(Extracted data entries)
• • • • • • •
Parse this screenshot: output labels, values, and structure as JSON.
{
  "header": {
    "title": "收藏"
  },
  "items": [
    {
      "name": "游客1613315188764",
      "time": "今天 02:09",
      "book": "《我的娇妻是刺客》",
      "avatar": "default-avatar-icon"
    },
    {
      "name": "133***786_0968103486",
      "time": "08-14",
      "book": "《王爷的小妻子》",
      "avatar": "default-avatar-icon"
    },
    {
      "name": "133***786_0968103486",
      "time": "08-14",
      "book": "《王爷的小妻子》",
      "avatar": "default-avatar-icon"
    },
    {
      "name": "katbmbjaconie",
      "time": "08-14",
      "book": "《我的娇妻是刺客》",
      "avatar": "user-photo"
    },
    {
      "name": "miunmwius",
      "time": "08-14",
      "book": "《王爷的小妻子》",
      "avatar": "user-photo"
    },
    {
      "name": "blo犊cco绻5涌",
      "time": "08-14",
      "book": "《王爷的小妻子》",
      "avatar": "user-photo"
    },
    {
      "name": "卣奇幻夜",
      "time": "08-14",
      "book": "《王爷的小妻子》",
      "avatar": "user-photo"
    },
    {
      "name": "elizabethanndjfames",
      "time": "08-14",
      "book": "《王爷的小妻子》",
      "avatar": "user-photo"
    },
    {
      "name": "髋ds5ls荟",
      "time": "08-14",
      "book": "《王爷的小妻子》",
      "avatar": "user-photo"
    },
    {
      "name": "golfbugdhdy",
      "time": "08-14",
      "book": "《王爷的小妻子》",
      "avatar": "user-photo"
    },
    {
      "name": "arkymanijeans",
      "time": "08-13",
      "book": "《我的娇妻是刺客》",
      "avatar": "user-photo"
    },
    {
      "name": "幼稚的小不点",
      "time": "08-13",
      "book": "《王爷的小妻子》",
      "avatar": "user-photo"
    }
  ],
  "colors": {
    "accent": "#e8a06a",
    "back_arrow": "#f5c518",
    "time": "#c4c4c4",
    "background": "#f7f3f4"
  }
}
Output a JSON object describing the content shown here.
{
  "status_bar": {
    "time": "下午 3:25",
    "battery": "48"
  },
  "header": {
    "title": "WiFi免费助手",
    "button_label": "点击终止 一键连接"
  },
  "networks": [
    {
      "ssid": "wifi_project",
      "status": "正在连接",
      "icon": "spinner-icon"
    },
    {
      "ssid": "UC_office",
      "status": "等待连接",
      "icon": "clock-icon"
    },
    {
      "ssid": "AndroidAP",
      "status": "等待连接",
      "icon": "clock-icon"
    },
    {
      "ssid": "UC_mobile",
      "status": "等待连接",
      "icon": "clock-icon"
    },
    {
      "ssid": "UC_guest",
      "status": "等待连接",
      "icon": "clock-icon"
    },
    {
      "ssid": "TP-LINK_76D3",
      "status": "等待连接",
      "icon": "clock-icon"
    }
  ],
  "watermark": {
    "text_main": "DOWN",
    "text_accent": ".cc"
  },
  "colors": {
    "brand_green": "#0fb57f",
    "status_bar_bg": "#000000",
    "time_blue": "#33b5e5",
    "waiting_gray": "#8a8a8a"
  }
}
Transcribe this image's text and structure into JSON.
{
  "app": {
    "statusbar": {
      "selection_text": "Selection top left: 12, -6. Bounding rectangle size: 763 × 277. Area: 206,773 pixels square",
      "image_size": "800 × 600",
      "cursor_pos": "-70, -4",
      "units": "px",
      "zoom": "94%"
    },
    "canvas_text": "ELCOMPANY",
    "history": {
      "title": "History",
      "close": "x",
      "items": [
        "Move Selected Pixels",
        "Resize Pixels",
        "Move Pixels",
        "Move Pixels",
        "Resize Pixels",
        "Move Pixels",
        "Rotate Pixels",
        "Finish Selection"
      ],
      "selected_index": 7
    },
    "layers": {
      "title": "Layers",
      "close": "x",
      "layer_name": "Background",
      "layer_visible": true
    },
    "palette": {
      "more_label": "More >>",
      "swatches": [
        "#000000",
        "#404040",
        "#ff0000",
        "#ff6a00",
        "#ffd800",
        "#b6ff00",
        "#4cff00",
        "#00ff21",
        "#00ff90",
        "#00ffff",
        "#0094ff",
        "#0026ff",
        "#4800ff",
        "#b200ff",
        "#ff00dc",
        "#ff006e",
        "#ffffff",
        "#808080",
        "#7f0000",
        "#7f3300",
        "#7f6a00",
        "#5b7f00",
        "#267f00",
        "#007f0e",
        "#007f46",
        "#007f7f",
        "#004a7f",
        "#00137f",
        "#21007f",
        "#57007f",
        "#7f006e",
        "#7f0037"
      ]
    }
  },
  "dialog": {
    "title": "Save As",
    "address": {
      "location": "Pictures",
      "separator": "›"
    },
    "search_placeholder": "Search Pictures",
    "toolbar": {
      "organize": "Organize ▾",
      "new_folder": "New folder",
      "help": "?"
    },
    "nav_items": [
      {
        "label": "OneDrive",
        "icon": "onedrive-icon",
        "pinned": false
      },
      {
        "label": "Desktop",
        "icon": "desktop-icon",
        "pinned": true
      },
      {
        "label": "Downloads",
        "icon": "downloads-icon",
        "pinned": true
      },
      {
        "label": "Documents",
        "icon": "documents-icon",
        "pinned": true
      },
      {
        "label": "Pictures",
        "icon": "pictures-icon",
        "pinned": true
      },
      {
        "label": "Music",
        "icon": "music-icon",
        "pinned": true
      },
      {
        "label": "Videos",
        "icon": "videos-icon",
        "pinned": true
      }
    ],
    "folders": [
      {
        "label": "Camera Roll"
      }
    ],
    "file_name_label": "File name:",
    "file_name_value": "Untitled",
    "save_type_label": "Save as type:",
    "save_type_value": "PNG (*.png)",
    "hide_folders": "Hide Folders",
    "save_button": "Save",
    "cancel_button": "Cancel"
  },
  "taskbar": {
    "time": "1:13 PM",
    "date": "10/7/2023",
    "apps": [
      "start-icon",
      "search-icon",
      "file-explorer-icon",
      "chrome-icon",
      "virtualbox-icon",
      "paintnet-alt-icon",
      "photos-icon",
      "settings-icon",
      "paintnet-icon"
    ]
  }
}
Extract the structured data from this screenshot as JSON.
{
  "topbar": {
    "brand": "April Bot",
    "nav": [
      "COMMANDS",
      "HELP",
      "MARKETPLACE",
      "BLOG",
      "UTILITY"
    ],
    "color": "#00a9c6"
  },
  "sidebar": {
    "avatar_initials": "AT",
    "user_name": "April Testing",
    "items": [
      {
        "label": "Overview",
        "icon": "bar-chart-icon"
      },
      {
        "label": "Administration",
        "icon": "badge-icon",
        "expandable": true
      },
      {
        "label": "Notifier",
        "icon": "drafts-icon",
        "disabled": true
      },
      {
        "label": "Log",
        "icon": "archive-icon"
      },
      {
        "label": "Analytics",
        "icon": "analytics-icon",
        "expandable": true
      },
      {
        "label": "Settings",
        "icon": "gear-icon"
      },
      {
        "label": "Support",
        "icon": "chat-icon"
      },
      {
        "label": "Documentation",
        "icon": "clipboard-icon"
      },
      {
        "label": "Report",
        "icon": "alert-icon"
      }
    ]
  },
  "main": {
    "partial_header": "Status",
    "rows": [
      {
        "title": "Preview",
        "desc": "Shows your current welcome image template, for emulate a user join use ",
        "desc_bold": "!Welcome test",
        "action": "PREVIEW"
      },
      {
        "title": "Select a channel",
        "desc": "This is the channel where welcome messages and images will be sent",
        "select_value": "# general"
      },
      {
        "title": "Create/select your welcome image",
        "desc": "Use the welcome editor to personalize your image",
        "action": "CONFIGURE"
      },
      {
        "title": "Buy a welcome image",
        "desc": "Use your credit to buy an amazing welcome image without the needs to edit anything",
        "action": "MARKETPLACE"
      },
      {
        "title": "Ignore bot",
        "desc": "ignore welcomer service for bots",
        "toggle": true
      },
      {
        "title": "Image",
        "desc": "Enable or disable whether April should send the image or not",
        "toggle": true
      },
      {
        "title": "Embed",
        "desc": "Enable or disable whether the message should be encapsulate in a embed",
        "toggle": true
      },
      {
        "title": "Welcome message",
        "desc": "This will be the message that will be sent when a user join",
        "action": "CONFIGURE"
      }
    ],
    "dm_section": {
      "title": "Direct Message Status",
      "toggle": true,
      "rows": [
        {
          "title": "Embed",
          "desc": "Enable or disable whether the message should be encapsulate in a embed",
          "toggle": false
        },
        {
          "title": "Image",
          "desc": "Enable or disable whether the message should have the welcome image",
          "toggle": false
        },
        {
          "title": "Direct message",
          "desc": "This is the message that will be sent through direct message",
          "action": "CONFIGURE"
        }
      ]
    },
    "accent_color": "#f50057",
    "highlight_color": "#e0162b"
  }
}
• • • • • • •
(Requirement): Copy out each line of the records where the string "April" appears.

(Complete output):
    "brand": "April Bot",
    "user_name": "April Testing",
        "desc": "Enable or disable whether April should send the image or not",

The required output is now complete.